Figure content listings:
___

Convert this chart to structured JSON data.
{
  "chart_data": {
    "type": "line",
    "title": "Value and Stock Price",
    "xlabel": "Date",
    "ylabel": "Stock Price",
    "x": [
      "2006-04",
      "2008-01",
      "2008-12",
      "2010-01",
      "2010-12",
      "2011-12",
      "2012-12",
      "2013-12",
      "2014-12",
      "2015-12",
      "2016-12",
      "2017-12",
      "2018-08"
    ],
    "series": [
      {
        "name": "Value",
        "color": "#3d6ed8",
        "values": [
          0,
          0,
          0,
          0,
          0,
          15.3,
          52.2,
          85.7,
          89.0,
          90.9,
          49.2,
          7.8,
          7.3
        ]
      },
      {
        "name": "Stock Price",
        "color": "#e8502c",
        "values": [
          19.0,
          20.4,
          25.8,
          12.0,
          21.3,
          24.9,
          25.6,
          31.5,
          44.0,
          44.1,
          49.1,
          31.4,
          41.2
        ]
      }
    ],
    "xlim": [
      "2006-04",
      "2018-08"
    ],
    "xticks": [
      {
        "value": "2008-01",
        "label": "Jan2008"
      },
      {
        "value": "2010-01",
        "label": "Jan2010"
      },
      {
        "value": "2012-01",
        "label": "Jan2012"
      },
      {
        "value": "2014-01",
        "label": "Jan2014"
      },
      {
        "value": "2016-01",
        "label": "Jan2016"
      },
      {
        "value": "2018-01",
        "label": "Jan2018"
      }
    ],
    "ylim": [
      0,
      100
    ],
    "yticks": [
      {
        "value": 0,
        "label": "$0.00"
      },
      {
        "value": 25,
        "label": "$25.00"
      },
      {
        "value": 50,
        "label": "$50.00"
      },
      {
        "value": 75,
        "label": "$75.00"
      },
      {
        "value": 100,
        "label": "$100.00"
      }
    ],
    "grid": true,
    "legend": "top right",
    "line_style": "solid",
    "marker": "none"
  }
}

___

**What is required**
Copy the entries above exactly, leaving none out.

**Output of the task**
Convert this chart to structured JSON data.
{
  "chart_data": {
    "type": "line",
    "title": "Value and Stock Price",
    "xlabel": "Date",
    "ylabel": "Stock Price",
    "x": [
      "2006-04",
      "2008-01",
      "2008-12",
      "2010-01",
      "2010-12",
      "2011-12",
      "2012-12",
      "2013-12",
      "2014-12",
      "2015-12",
      "2016-12",
      "2017-12",
      "2018-08"
    ],
    "series": [
      {
        "name": "Value",
        "color": "#3d6ed8",
        "values": [
          0,
          0,
          0,
          0,
          0,
          15.3,
          52.2,
          85.7,
          89.0,
          90.9,
          49.2,
          7.8,
          7.3
        ]
      },
      {
        "name": "Stock Price",
        "color": "#e8502c",
        "values": [
          19.0,
          20.4,
          25.8,
          12.0,
          21.3,
          24.9,
          25.6,
          31.5,
          44.0,
          44.1,
          49.1,
          31.4,
          41.2
        ]
      }
    ],
    "xlim": [
      "2006-04",
      "2018-08"
    ],
    "xticks": [
      {
        "value": "2008-01",
        "label": "Jan2008"
      },
      {
        "value": "2010-01",
        "label": "Jan2010"
      },
      {
        "value": "2012-01",
        "label": "Jan2012"
      },
      {
        "value": "2014-01",
        "label": "Jan2014"
      },
      {
        "value": "2016-01",
        "label": "Jan2016"
      },
      {
        "value": "2018-01",
        "label": "Jan2018"
      }
    ],
    "ylim": [
      0,
      100
    ],
    "yticks": [
      {
        "value": 0,
        "label": "$0.00"
      },
      {
        "value": 25,
        "label": "$25.00"
      },
      {
        "value": 50,
        "label": "$50.00"
      },
      {
        "value": 75,
        "label": "$75.00"
      },
      {
        "value": 100,
        "label": "$100.00"
      }
    ],
    "grid": true,
    "legend": "top right",
    "line_style": "solid",
    "marker": "none"
  }
}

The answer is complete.